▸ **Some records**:
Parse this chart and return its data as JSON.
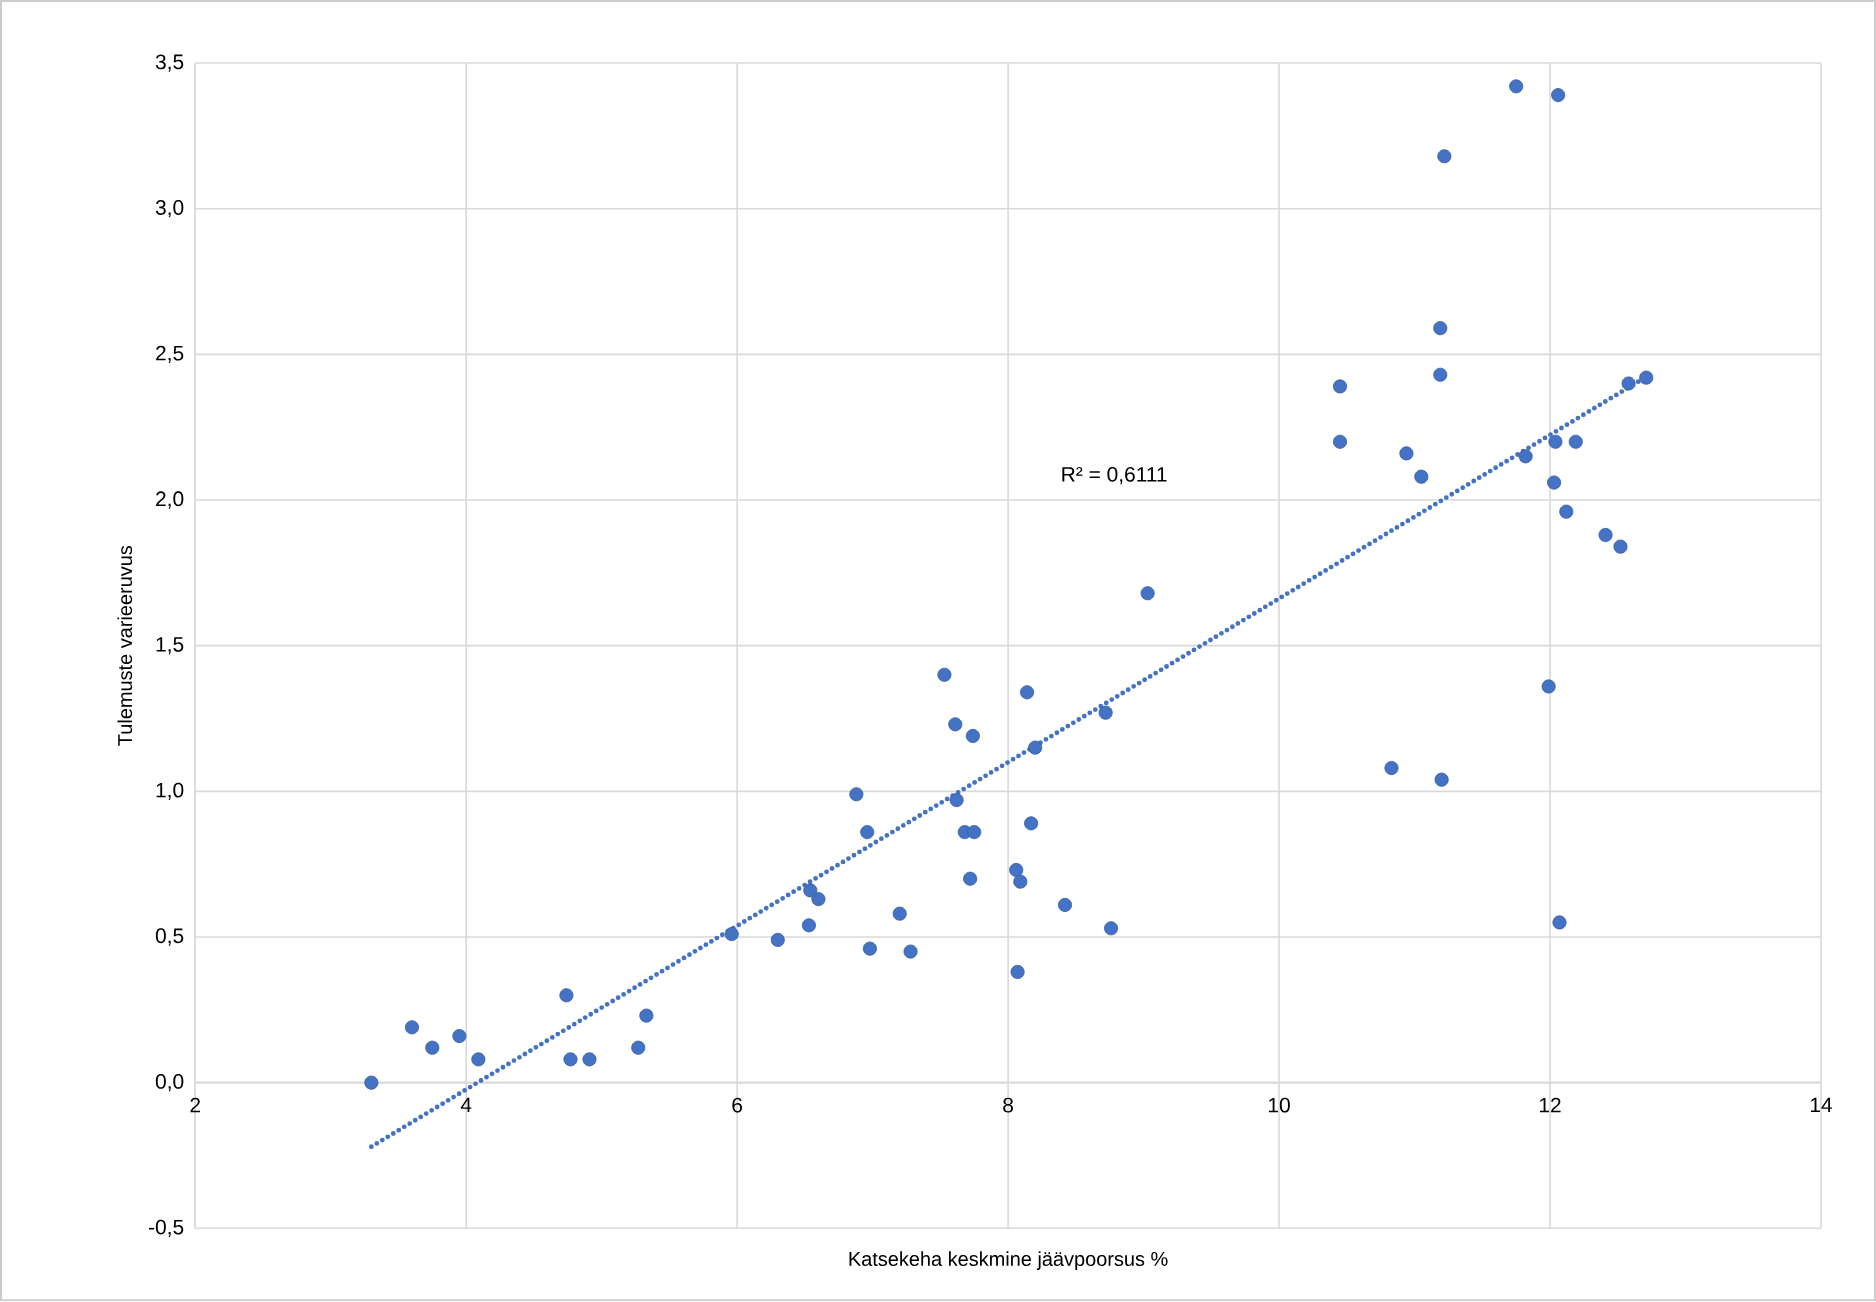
{
  "chart_data": {
    "type": "scatter",
    "xlabel": "Katsekeha keskmine jäävpoorsus %",
    "ylabel": "Tulemuste varieeruvus",
    "xlim": [
      2,
      14
    ],
    "xticks": [
      2,
      4,
      6,
      8,
      10,
      12,
      14
    ],
    "ylim": [
      -0.5,
      3.5
    ],
    "yticks": [
      {
        "value": -0.5,
        "label": "-0,5"
      },
      {
        "value": 0,
        "label": "0,0"
      },
      {
        "value": 0.5,
        "label": "0,5"
      },
      {
        "value": 1,
        "label": "1,0"
      },
      {
        "value": 1.5,
        "label": "1,5"
      },
      {
        "value": 2,
        "label": "2,0"
      },
      {
        "value": 2.5,
        "label": "2,5"
      },
      {
        "value": 3,
        "label": "3,0"
      },
      {
        "value": 3.5,
        "label": "3,5"
      }
    ],
    "grid": true,
    "marker": "circle",
    "annotations": [
      "R² = 0,6111"
    ],
    "series": [
      {
        "color": "#4472c4",
        "x": [
          3.3,
          3.6,
          3.75,
          3.95,
          4.09,
          4.74,
          4.77,
          4.91,
          5.27,
          5.33,
          5.96,
          6.3,
          6.53,
          6.54,
          6.6,
          6.88,
          6.96,
          6.98,
          7.2,
          7.28,
          7.53,
          7.61,
          7.62,
          7.74,
          7.68,
          7.75,
          7.72,
          8.06,
          8.09,
          8.07,
          8.14,
          8.17,
          8.2,
          8.42,
          8.72,
          8.76,
          9.03,
          10.45,
          10.45,
          10.94,
          11.05,
          11.19,
          11.19,
          11.22,
          11.75,
          12.06,
          11.82,
          12.04,
          12.19,
          12.03,
          12.12,
          12.58,
          12.71,
          12.41,
          12.52,
          11.99,
          10.83,
          11.2,
          12.07
        ],
        "values": [
          0.0,
          0.19,
          0.12,
          0.16,
          0.08,
          0.3,
          0.08,
          0.08,
          0.12,
          0.23,
          0.51,
          0.49,
          0.54,
          0.66,
          0.63,
          0.99,
          0.86,
          0.46,
          0.58,
          0.45,
          1.4,
          1.23,
          0.97,
          1.19,
          0.86,
          0.86,
          0.7,
          0.73,
          0.69,
          0.38,
          1.34,
          0.89,
          1.15,
          0.61,
          1.27,
          0.53,
          1.68,
          2.39,
          2.2,
          2.16,
          2.08,
          2.59,
          2.43,
          3.18,
          3.42,
          3.39,
          2.15,
          2.2,
          2.2,
          2.06,
          1.96,
          2.4,
          2.42,
          1.88,
          1.84,
          1.36,
          1.08,
          1.04,
          0.55
        ]
      },
      {
        "type": "line",
        "color": "#4472c4",
        "line_style": "dotted",
        "marker": "none",
        "x": [
          3.3,
          12.7
        ],
        "values": [
          -0.22,
          2.42
        ]
      }
    ]
  }
}
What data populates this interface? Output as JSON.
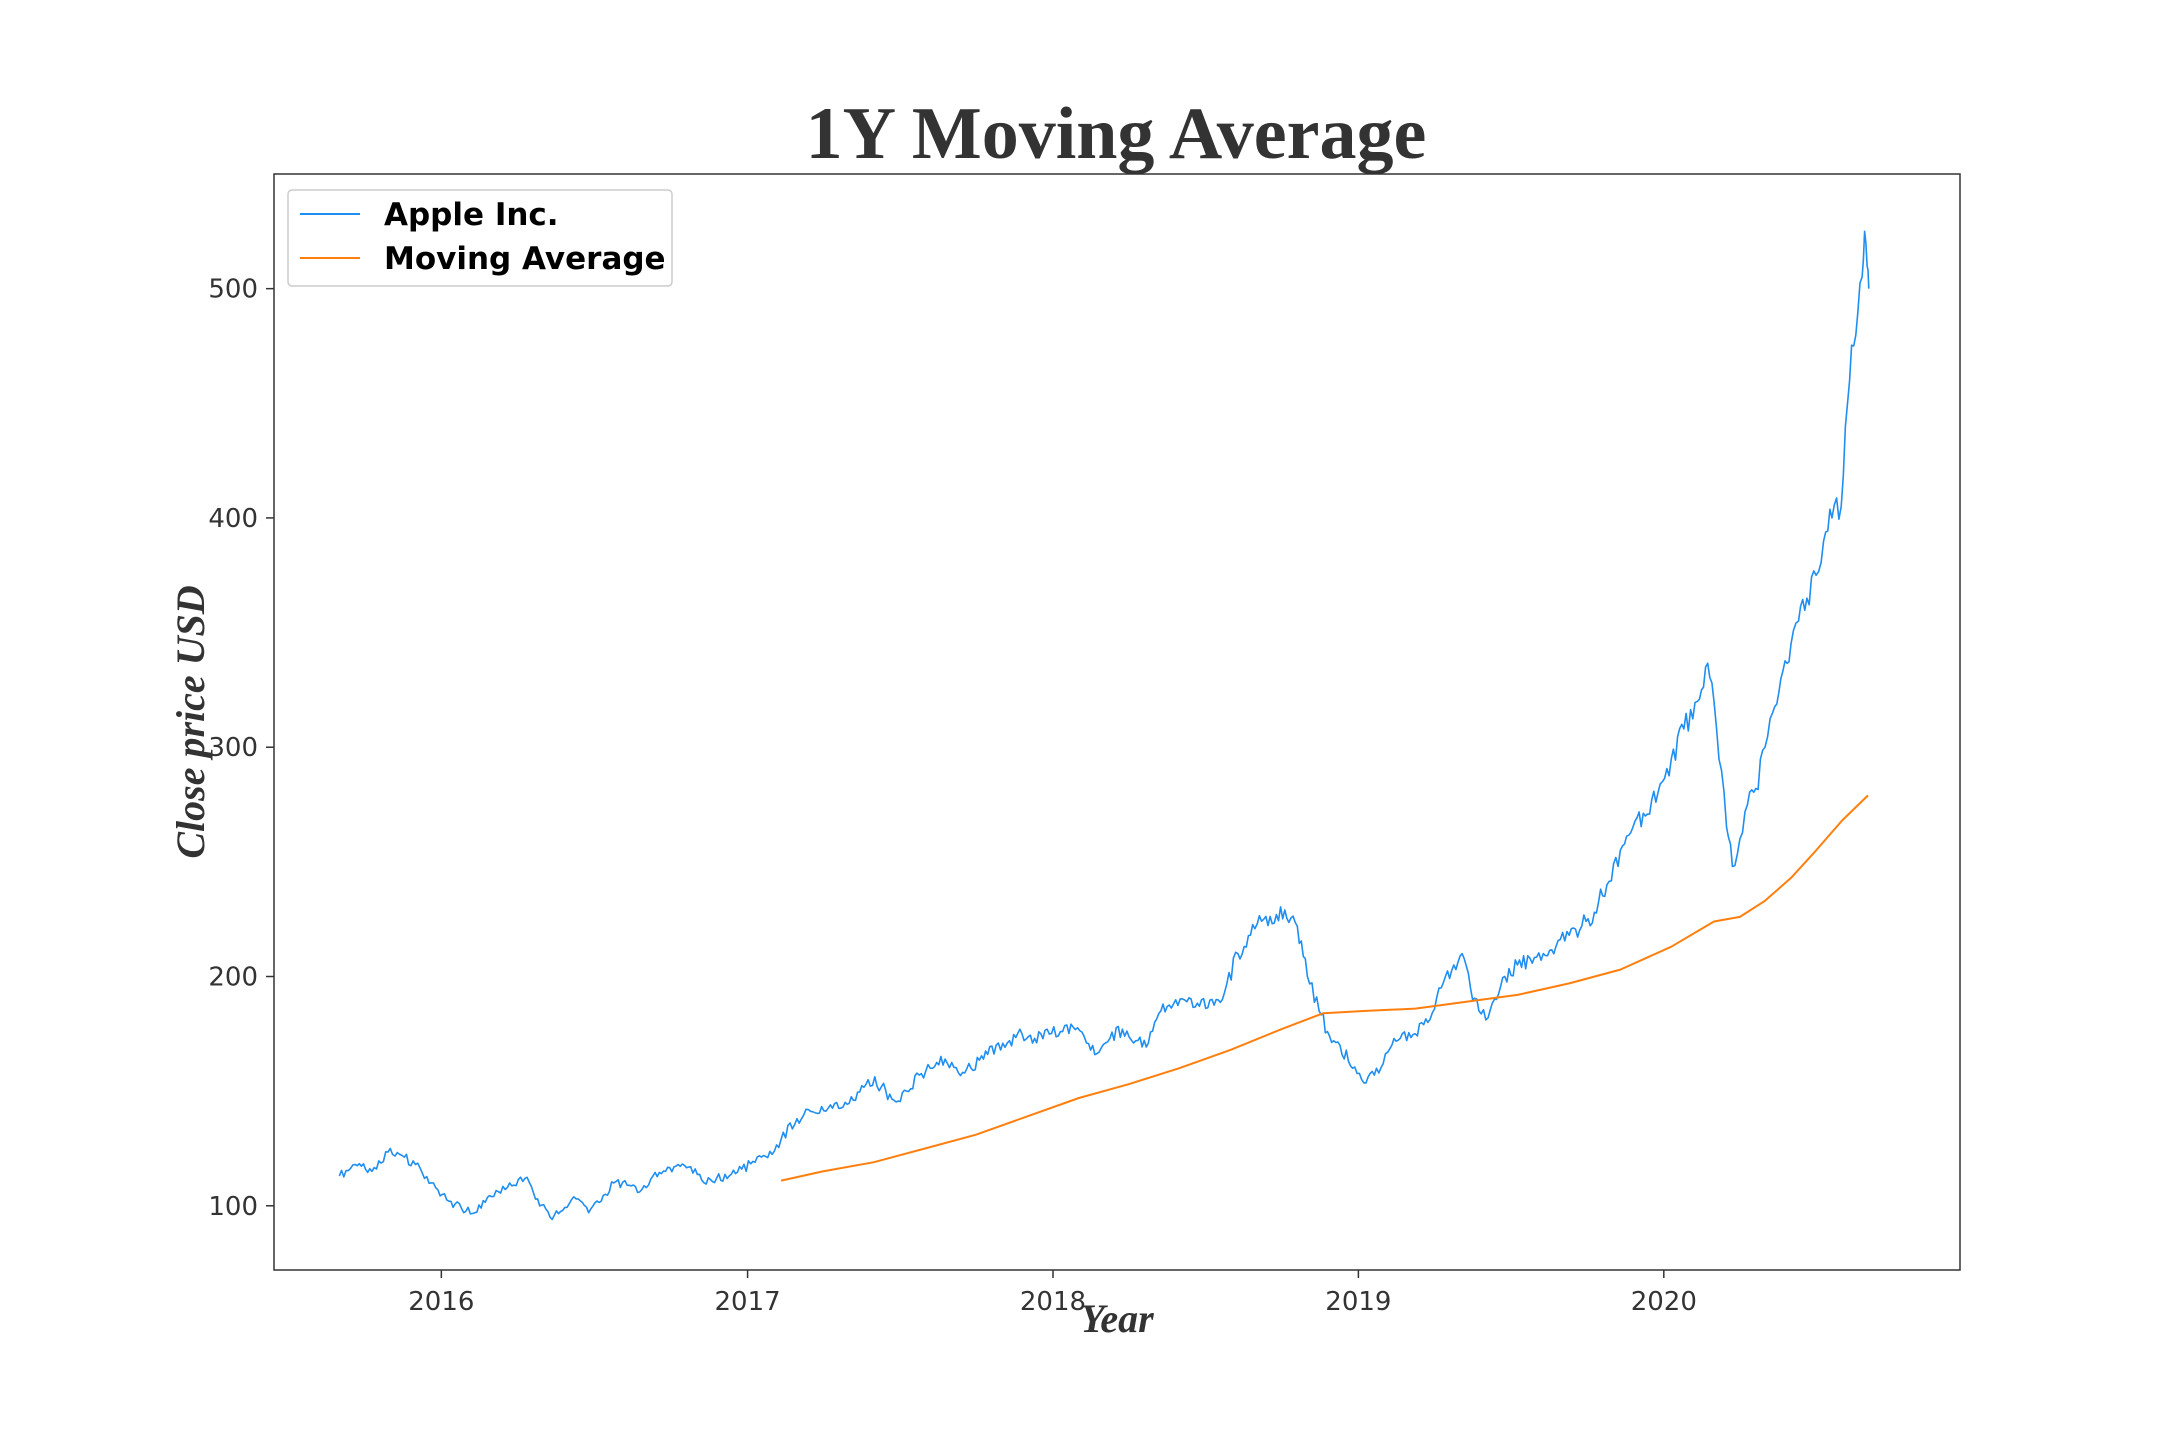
{
  "colors": {
    "apple": "#1f8ef1",
    "moving_average": "#ff7f0e",
    "text": "#333333",
    "axes": "#333333"
  },
  "chart_data": {
    "type": "line",
    "title": "1Y Moving Average",
    "xlabel": "Year",
    "ylabel": "Close price USD",
    "xlim": [
      "2015-06-15",
      "2020-12-20"
    ],
    "ylim": [
      72,
      550
    ],
    "x_ticks": [
      {
        "date": "2016-01-01",
        "label": "2016"
      },
      {
        "date": "2017-01-01",
        "label": "2017"
      },
      {
        "date": "2018-01-01",
        "label": "2018"
      },
      {
        "date": "2019-01-01",
        "label": "2019"
      },
      {
        "date": "2020-01-01",
        "label": "2020"
      }
    ],
    "y_ticks": [
      100,
      200,
      300,
      400,
      500
    ],
    "grid": false,
    "legend_position": "top-left",
    "series": [
      {
        "name": "Apple Inc.",
        "color_key": "apple",
        "x": [
          "2015-09-01",
          "2015-09-20",
          "2015-10-10",
          "2015-11-01",
          "2015-11-15",
          "2015-12-01",
          "2015-12-20",
          "2016-01-10",
          "2016-01-25",
          "2016-02-10",
          "2016-03-01",
          "2016-03-20",
          "2016-04-10",
          "2016-04-25",
          "2016-05-10",
          "2016-05-25",
          "2016-06-10",
          "2016-06-25",
          "2016-07-10",
          "2016-07-25",
          "2016-08-10",
          "2016-08-25",
          "2016-09-10",
          "2016-09-25",
          "2016-10-10",
          "2016-10-25",
          "2016-11-10",
          "2016-11-25",
          "2016-12-10",
          "2016-12-25",
          "2017-01-10",
          "2017-01-25",
          "2017-02-10",
          "2017-03-01",
          "2017-03-20",
          "2017-04-10",
          "2017-04-25",
          "2017-05-10",
          "2017-05-25",
          "2017-06-10",
          "2017-06-25",
          "2017-07-10",
          "2017-07-25",
          "2017-08-10",
          "2017-08-25",
          "2017-09-10",
          "2017-09-25",
          "2017-10-10",
          "2017-10-25",
          "2017-11-10",
          "2017-11-25",
          "2017-12-10",
          "2017-12-25",
          "2018-01-10",
          "2018-01-25",
          "2018-02-10",
          "2018-02-25",
          "2018-03-10",
          "2018-03-25",
          "2018-04-10",
          "2018-04-25",
          "2018-05-10",
          "2018-05-25",
          "2018-06-10",
          "2018-06-25",
          "2018-07-10",
          "2018-07-25",
          "2018-08-10",
          "2018-08-25",
          "2018-09-10",
          "2018-09-25",
          "2018-10-05",
          "2018-10-20",
          "2018-11-01",
          "2018-11-15",
          "2018-11-25",
          "2018-12-10",
          "2018-12-25",
          "2019-01-05",
          "2019-01-20",
          "2019-02-05",
          "2019-02-20",
          "2019-03-10",
          "2019-03-25",
          "2019-04-10",
          "2019-04-25",
          "2019-05-05",
          "2019-05-15",
          "2019-05-25",
          "2019-06-05",
          "2019-06-15",
          "2019-06-25",
          "2019-07-10",
          "2019-07-25",
          "2019-08-10",
          "2019-08-25",
          "2019-09-10",
          "2019-09-25",
          "2019-10-10",
          "2019-10-25",
          "2019-11-10",
          "2019-11-25",
          "2019-12-10",
          "2019-12-25",
          "2020-01-10",
          "2020-01-25",
          "2020-02-10",
          "2020-02-20",
          "2020-03-01",
          "2020-03-10",
          "2020-03-16",
          "2020-03-23",
          "2020-04-01",
          "2020-04-10",
          "2020-04-20",
          "2020-05-01",
          "2020-05-10",
          "2020-05-20",
          "2020-06-01",
          "2020-06-10",
          "2020-06-20",
          "2020-07-01",
          "2020-07-10",
          "2020-07-20",
          "2020-07-31",
          "2020-08-05",
          "2020-08-10",
          "2020-08-15",
          "2020-08-20",
          "2020-08-25",
          "2020-08-28",
          "2020-08-31",
          "2020-09-02"
        ],
        "y": [
          113,
          118,
          115,
          125,
          122,
          118,
          110,
          102,
          99,
          97,
          104,
          108,
          112,
          103,
          95,
          98,
          103,
          97,
          102,
          110,
          109,
          106,
          113,
          115,
          118,
          117,
          110,
          112,
          113,
          116,
          119,
          121,
          129,
          138,
          141,
          144,
          143,
          146,
          155,
          152,
          146,
          150,
          157,
          160,
          164,
          158,
          160,
          164,
          170,
          172,
          175,
          173,
          177,
          176,
          178,
          171,
          167,
          173,
          177,
          172,
          171,
          185,
          188,
          189,
          187,
          190,
          193,
          210,
          218,
          225,
          227,
          229,
          222,
          200,
          185,
          176,
          170,
          160,
          155,
          157,
          167,
          173,
          175,
          180,
          195,
          205,
          210,
          195,
          185,
          182,
          190,
          200,
          205,
          208,
          210,
          213,
          218,
          222,
          228,
          240,
          255,
          265,
          270,
          280,
          295,
          308,
          320,
          335,
          320,
          290,
          265,
          248,
          260,
          275,
          282,
          300,
          315,
          330,
          345,
          355,
          365,
          375,
          390,
          400,
          405,
          440,
          460,
          475,
          490,
          505,
          525,
          510,
          500
        ],
        "values_note_hidden": false
      },
      {
        "name": "Moving Average",
        "color_key": "moving_average",
        "x": [
          "2017-02-10",
          "2017-04-01",
          "2017-06-01",
          "2017-08-01",
          "2017-10-01",
          "2017-12-01",
          "2018-02-01",
          "2018-04-01",
          "2018-06-01",
          "2018-08-01",
          "2018-10-01",
          "2018-11-20",
          "2019-01-10",
          "2019-03-10",
          "2019-05-10",
          "2019-07-10",
          "2019-09-10",
          "2019-11-10",
          "2020-01-10",
          "2020-03-01",
          "2020-04-01",
          "2020-05-01",
          "2020-06-01",
          "2020-07-01",
          "2020-08-01",
          "2020-09-01"
        ],
        "y": [
          111,
          115,
          119,
          125,
          131,
          139,
          147,
          153,
          160,
          168,
          177,
          184,
          185,
          186,
          189,
          192,
          197,
          203,
          213,
          224,
          226,
          233,
          243,
          255,
          268,
          279
        ]
      }
    ]
  }
}
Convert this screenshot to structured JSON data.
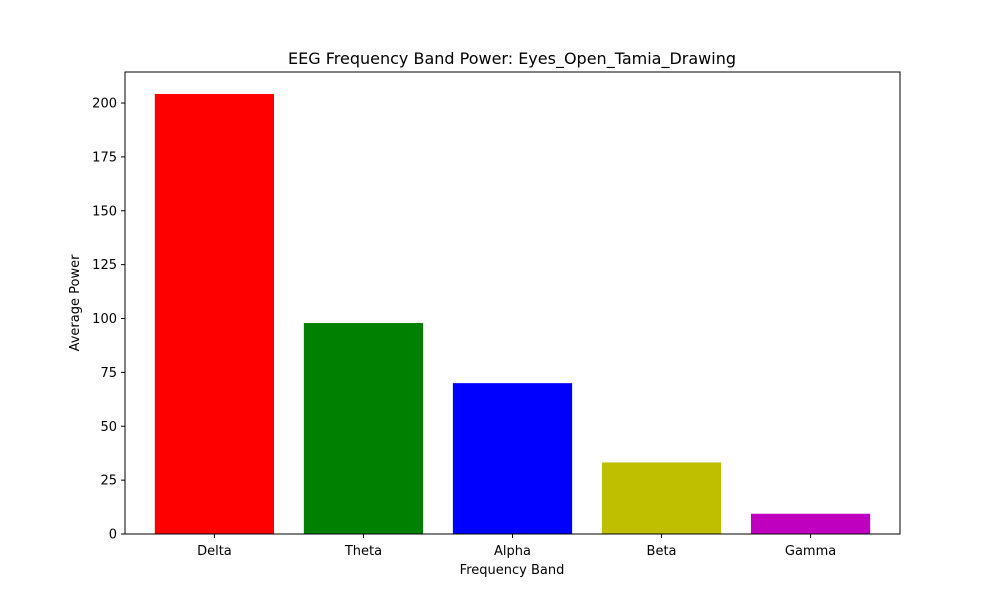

▸ **WORK TO COMPLETE**:
Write out every line of the listing that holds the word "JSON".

▸ **TASK ANSWER**:
Parse this chart and return its data as JSON.
What data populates this interface? Output as JSON.
Convert this screenshot to structured JSON data.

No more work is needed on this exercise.